**Set task:** Extract every line that includes the string "triangle".

(Stored data)
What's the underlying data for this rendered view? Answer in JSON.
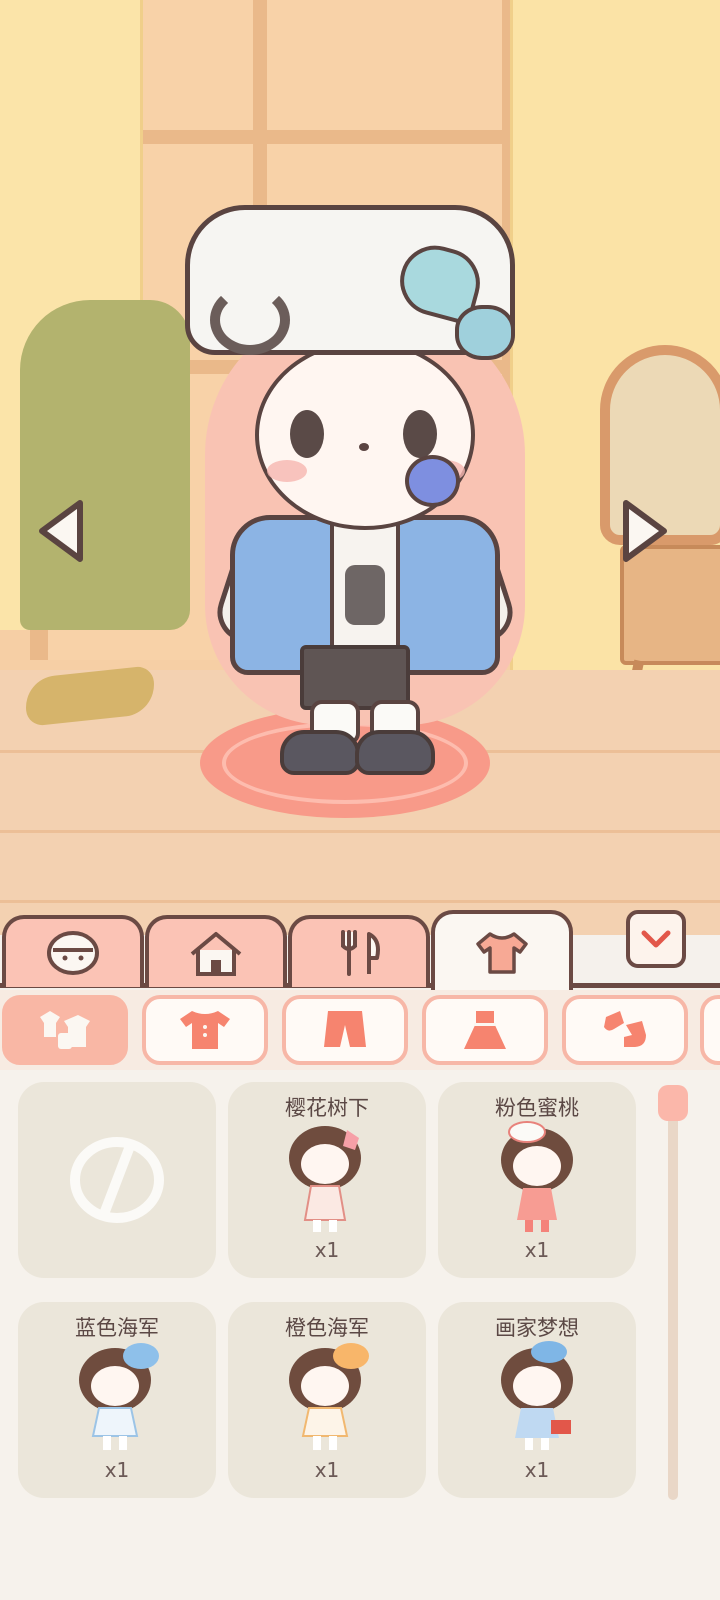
{
  "scene": {
    "left_arrow_icon": "triangle-left",
    "right_arrow_icon": "triangle-right"
  },
  "main_tabs": [
    {
      "icon": "face-icon",
      "active": false
    },
    {
      "icon": "house-icon",
      "active": false
    },
    {
      "icon": "fork-knife-icon",
      "active": false
    },
    {
      "icon": "shirt-icon",
      "active": true
    }
  ],
  "collapse_icon": "chevron-down",
  "sub_categories": [
    {
      "icon": "outfit-set-icon",
      "active": true
    },
    {
      "icon": "top-icon",
      "active": false
    },
    {
      "icon": "shorts-icon",
      "active": false
    },
    {
      "icon": "dress-icon",
      "active": false
    },
    {
      "icon": "socks-icon",
      "active": false
    }
  ],
  "items": [
    {
      "name": "",
      "qty": "",
      "icon": "none-icon"
    },
    {
      "name": "樱花树下",
      "qty": "x1"
    },
    {
      "name": "粉色蜜桃",
      "qty": "x1"
    },
    {
      "name": "蓝色海军",
      "qty": "x1"
    },
    {
      "name": "橙色海军",
      "qty": "x1"
    },
    {
      "name": "画家梦想",
      "qty": "x1"
    }
  ],
  "colors": {
    "accent": "#f9b7a5",
    "outline": "#6b4a44",
    "card": "#ebe6da",
    "background": "#f6f2ec"
  }
}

**Task response:**
    "left_arrow_icon": "triangle-left",
    "right_arrow_icon": "triangle-right"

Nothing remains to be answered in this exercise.